_Required work:_ Please retype the records below exactly, leaving out any pictures.

** begin Records supplied **

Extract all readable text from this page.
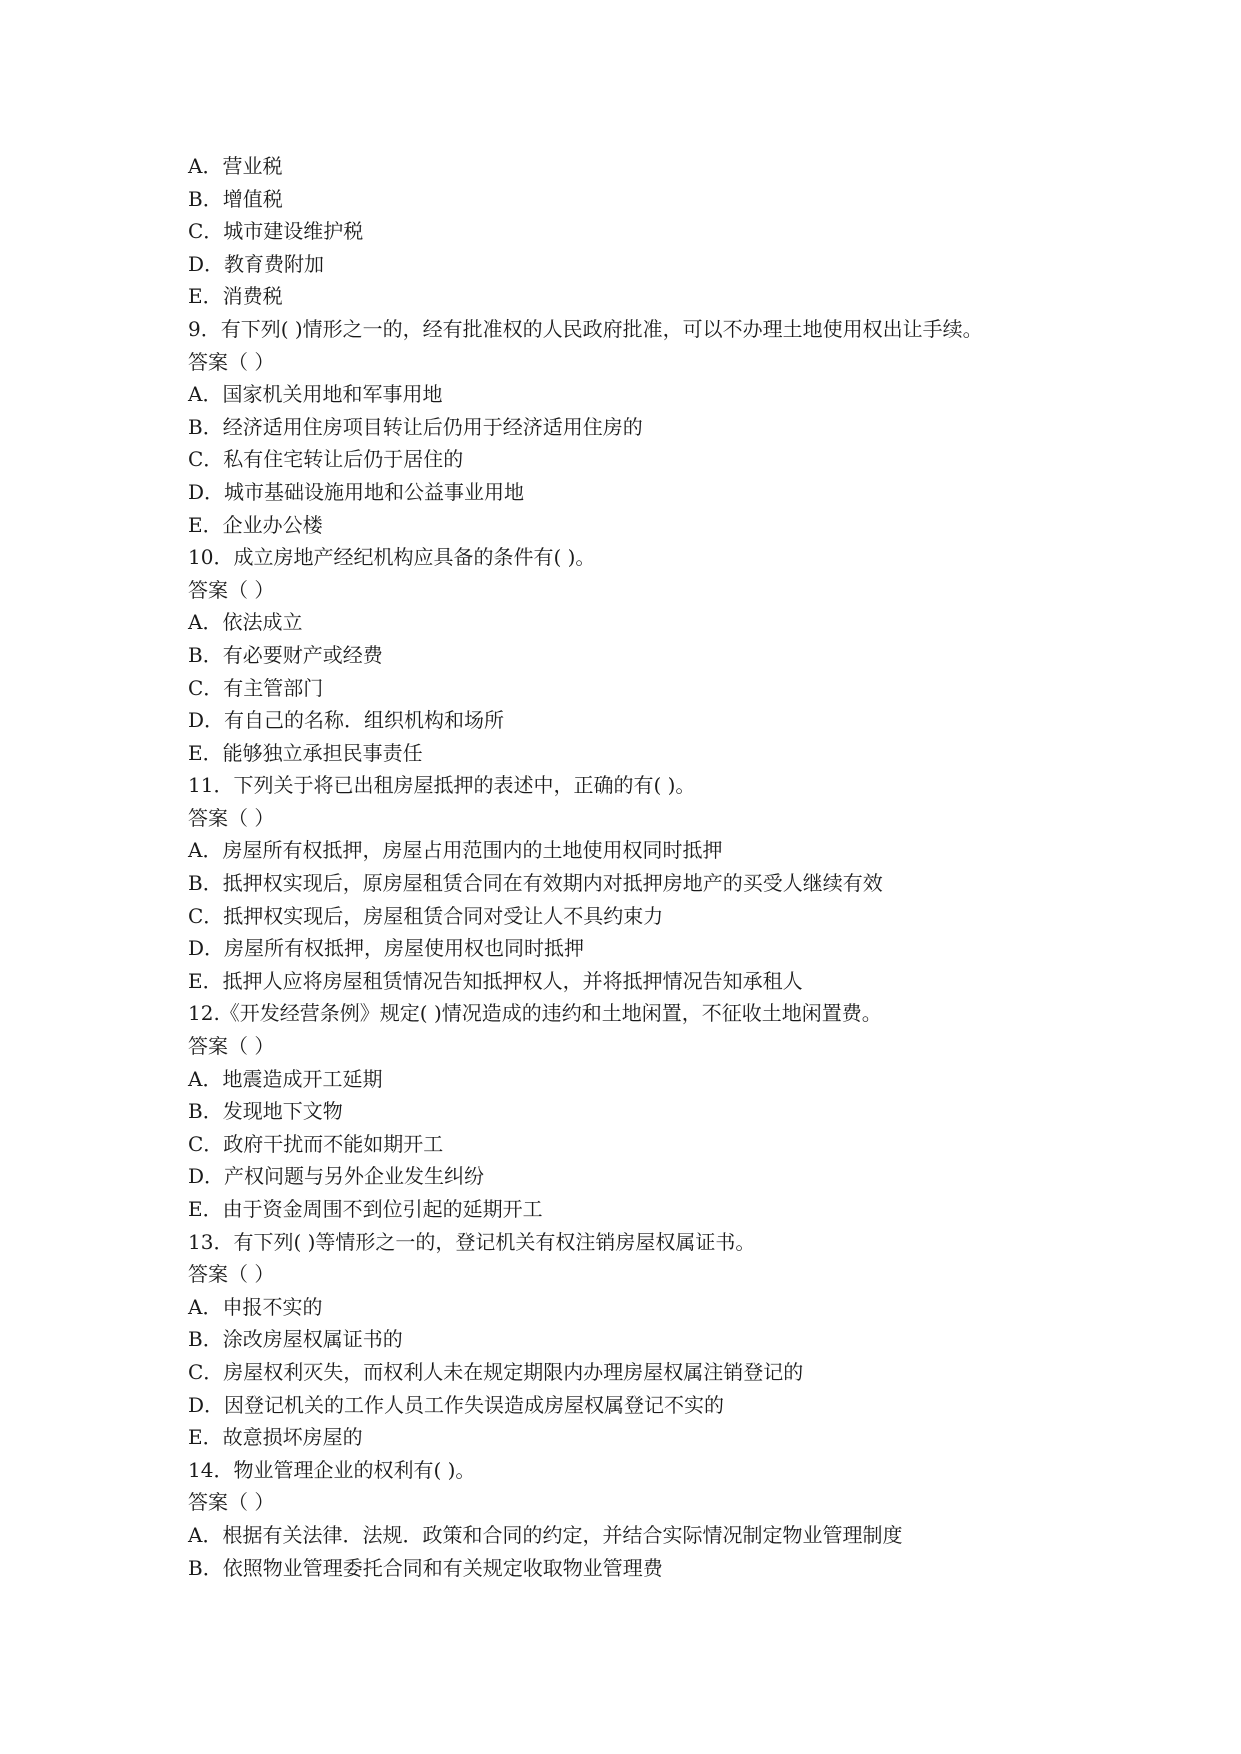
A．营业税
B．增值税
C．城市建设维护税
D．教育费附加
E．消费税
9．有下列( )情形之一的，经有批准权的人民政府批准，可以不办理土地使用权出让手续。
答案（ ）
A．国家机关用地和军事用地
B．经济适用住房项目转让后仍用于经济适用住房的
C．私有住宅转让后仍于居住的
D．城市基础设施用地和公益事业用地
E．企业办公楼
10．成立房地产经纪机构应具备的条件有( )。
答案（ ）
A．依法成立
B．有必要财产或经费
C．有主管部门
D．有自己的名称．组织机构和场所
E．能够独立承担民事责任
11．下列关于将已出租房屋抵押的表述中，正确的有( )。
答案（ ）
A．房屋所有权抵押，房屋占用范围内的土地使用权同时抵押
B．抵押权实现后，原房屋租赁合同在有效期内对抵押房地产的买受人继续有效
C．抵押权实现后，房屋租赁合同对受让人不具约束力
D．房屋所有权抵押，房屋使用权也同时抵押
E．抵押人应将房屋租赁情况告知抵押权人，并将抵押情况告知承租人
12.《开发经营条例》规定( )情况造成的违约和土地闲置，不征收土地闲置费。
答案（ ）
A．地震造成开工延期
B．发现地下文物
C．政府干扰而不能如期开工
D．产权问题与另外企业发生纠纷
E．由于资金周围不到位引起的延期开工
13．有下列( )等情形之一的，登记机关有权注销房屋权属证书。
答案（ ）
A．申报不实的
B．涂改房屋权属证书的
C．房屋权利灭失，而权利人未在规定期限内办理房屋权属注销登记的
D．因登记机关的工作人员工作失误造成房屋权属登记不实的
E．故意损坏房屋的
14．物业管理企业的权利有( )。
答案（ ）
A．根据有关法律．法规．政策和合同的约定，并结合实际情况制定物业管理制度
B．依照物业管理委托合同和有关规定收取物业管理费
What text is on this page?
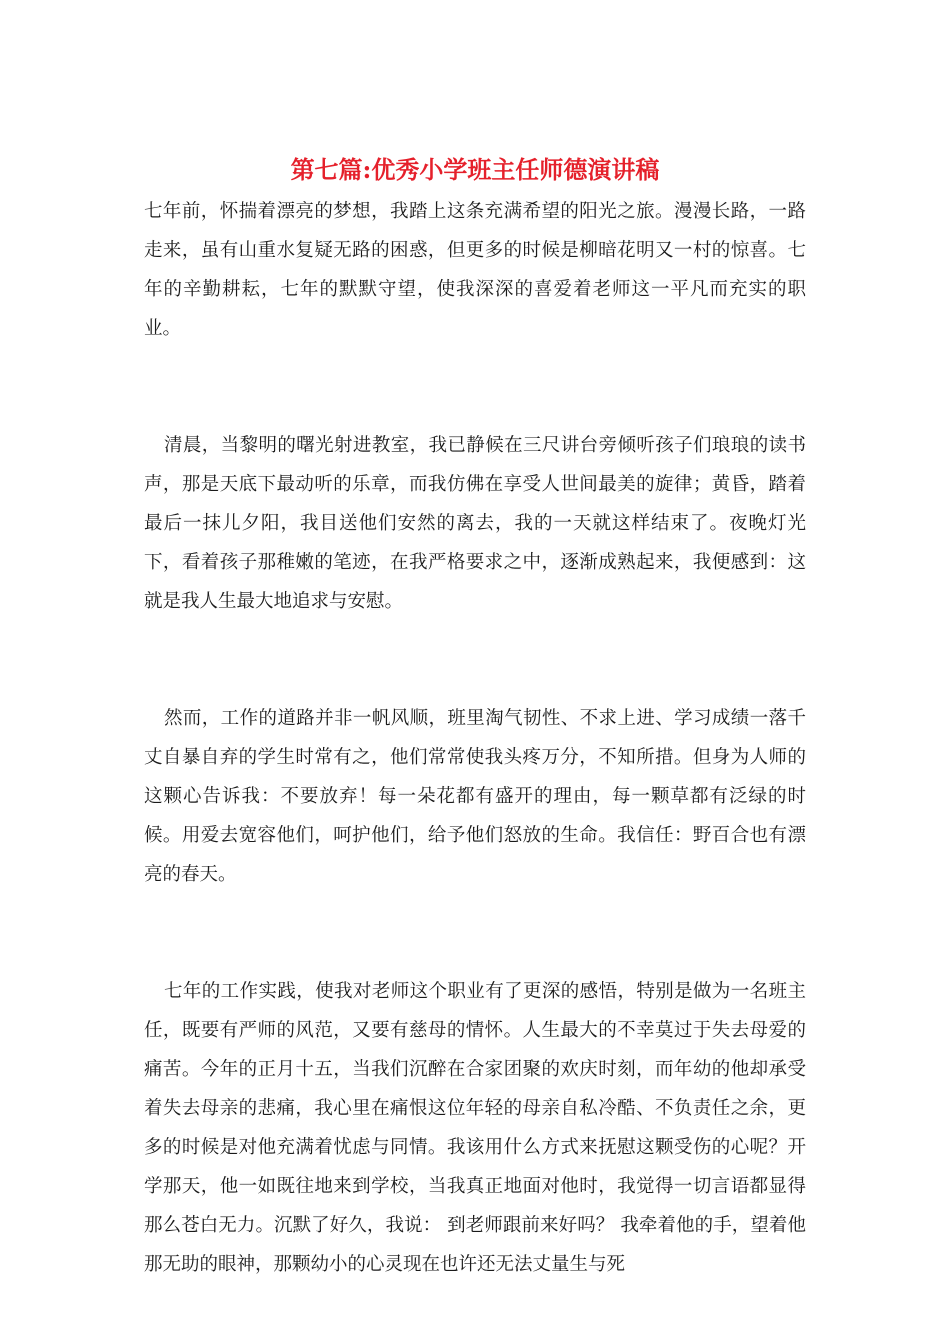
第七篇:优秀小学班主任师德演讲稿

七年前，怀揣着漂亮的梦想，我踏上这条充满希望的阳光之旅。漫漫长路，一路走来，虽有山重水复疑无路的困惑，但更多的时候是柳暗花明又一村的惊喜。七年的辛勤耕耘，七年的默默守望，使我深深的喜爱着老师这一平凡而充实的职业。

清晨，当黎明的曙光射进教室，我已静候在三尺讲台旁倾听孩子们琅琅的读书声，那是天底下最动听的乐章，而我仿佛在享受人世间最美的旋律；黄昏，踏着最后一抹儿夕阳，我目送他们安然的离去，我的一天就这样结束了。夜晚灯光下，看着孩子那稚嫩的笔迹，在我严格要求之中，逐渐成熟起来，我便感到：这就是我人生最大地追求与安慰。

然而，工作的道路并非一帆风顺，班里淘气韧性、不求上进、学习成绩一落千丈自暴自弃的学生时常有之，他们常常使我头疼万分，不知所措。但身为人师的这颗心告诉我：不要放弃！每一朵花都有盛开的理由，每一颗草都有泛绿的时候。用爱去宽容他们，呵护他们，给予他们怒放的生命。我信任：野百合也有漂亮的春天。

七年的工作实践，使我对老师这个职业有了更深的感悟，特别是做为一名班主任，既要有严师的风范，又要有慈母的情怀。人生最大的不幸莫过于失去母爱的痛苦。今年的正月十五，当我们沉醉在合家团聚的欢庆时刻，而年幼的他却承受着失去母亲的悲痛，我心里在痛恨这位年轻的母亲自私冷酷、不负责任之余，更多的时候是对他充满着忧虑与同情。我该用什么方式来抚慰这颗受伤的心呢？开学那天，他一如既往地来到学校，当我真正地面对他时，我觉得一切言语都显得那么苍白无力。沉默了好久，我说： 到老师跟前来好吗？ 我牵着他的手，望着他那无助的眼神，那颗幼小的心灵现在也许还无法丈量生与死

** end Records supplied **

_Worked solution:_
Extract all readable text from this page.
A．营业税
B．增值税
C．城市建设维护税
D．教育费附加
E．消费税
9．有下列( )情形之一的，经有批准权的人民政府批准，可以不办理土地使用权出让手续。
答案（ ）
A．国家机关用地和军事用地
B．经济适用住房项目转让后仍用于经济适用住房的
C．私有住宅转让后仍于居住的
D．城市基础设施用地和公益事业用地
E．企业办公楼
10．成立房地产经纪机构应具备的条件有( )。
答案（ ）
A．依法成立
B．有必要财产或经费
C．有主管部门
D．有自己的名称．组织机构和场所
E．能够独立承担民事责任
11．下列关于将已出租房屋抵押的表述中，正确的有( )。
答案（ ）
A．房屋所有权抵押，房屋占用范围内的土地使用权同时抵押
B．抵押权实现后，原房屋租赁合同在有效期内对抵押房地产的买受人继续有效
C．抵押权实现后，房屋租赁合同对受让人不具约束力
D．房屋所有权抵押，房屋使用权也同时抵押
E．抵押人应将房屋租赁情况告知抵押权人，并将抵押情况告知承租人
12.《开发经营条例》规定( )情况造成的违约和土地闲置，不征收土地闲置费。
答案（ ）
A．地震造成开工延期
B．发现地下文物
C．政府干扰而不能如期开工
D．产权问题与另外企业发生纠纷
E．由于资金周围不到位引起的延期开工
13．有下列( )等情形之一的，登记机关有权注销房屋权属证书。
答案（ ）
A．申报不实的
B．涂改房屋权属证书的
C．房屋权利灭失，而权利人未在规定期限内办理房屋权属注销登记的
D．因登记机关的工作人员工作失误造成房屋权属登记不实的
E．故意损坏房屋的
14．物业管理企业的权利有( )。
答案（ ）
A．根据有关法律．法规．政策和合同的约定，并结合实际情况制定物业管理制度
B．依照物业管理委托合同和有关规定收取物业管理费
What text is on this page?
第七篇:优秀小学班主任师德演讲稿

七年前，怀揣着漂亮的梦想，我踏上这条充满希望的阳光之旅。漫漫长路，一路走来，虽有山重水复疑无路的困惑，但更多的时候是柳暗花明又一村的惊喜。七年的辛勤耕耘，七年的默默守望，使我深深的喜爱着老师这一平凡而充实的职业。

清晨，当黎明的曙光射进教室，我已静候在三尺讲台旁倾听孩子们琅琅的读书声，那是天底下最动听的乐章，而我仿佛在享受人世间最美的旋律；黄昏，踏着最后一抹儿夕阳，我目送他们安然的离去，我的一天就这样结束了。夜晚灯光下，看着孩子那稚嫩的笔迹，在我严格要求之中，逐渐成熟起来，我便感到：这就是我人生最大地追求与安慰。

然而，工作的道路并非一帆风顺，班里淘气韧性、不求上进、学习成绩一落千丈自暴自弃的学生时常有之，他们常常使我头疼万分，不知所措。但身为人师的这颗心告诉我：不要放弃！每一朵花都有盛开的理由，每一颗草都有泛绿的时候。用爱去宽容他们，呵护他们，给予他们怒放的生命。我信任：野百合也有漂亮的春天。

七年的工作实践，使我对老师这个职业有了更深的感悟，特别是做为一名班主任，既要有严师的风范，又要有慈母的情怀。人生最大的不幸莫过于失去母爱的痛苦。今年的正月十五，当我们沉醉在合家团聚的欢庆时刻，而年幼的他却承受着失去母亲的悲痛，我心里在痛恨这位年轻的母亲自私冷酷、不负责任之余，更多的时候是对他充满着忧虑与同情。我该用什么方式来抚慰这颗受伤的心呢？开学那天，他一如既往地来到学校，当我真正地面对他时，我觉得一切言语都显得那么苍白无力。沉默了好久，我说： 到老师跟前来好吗？ 我牵着他的手，望着他那无助的眼神，那颗幼小的心灵现在也许还无法丈量生与死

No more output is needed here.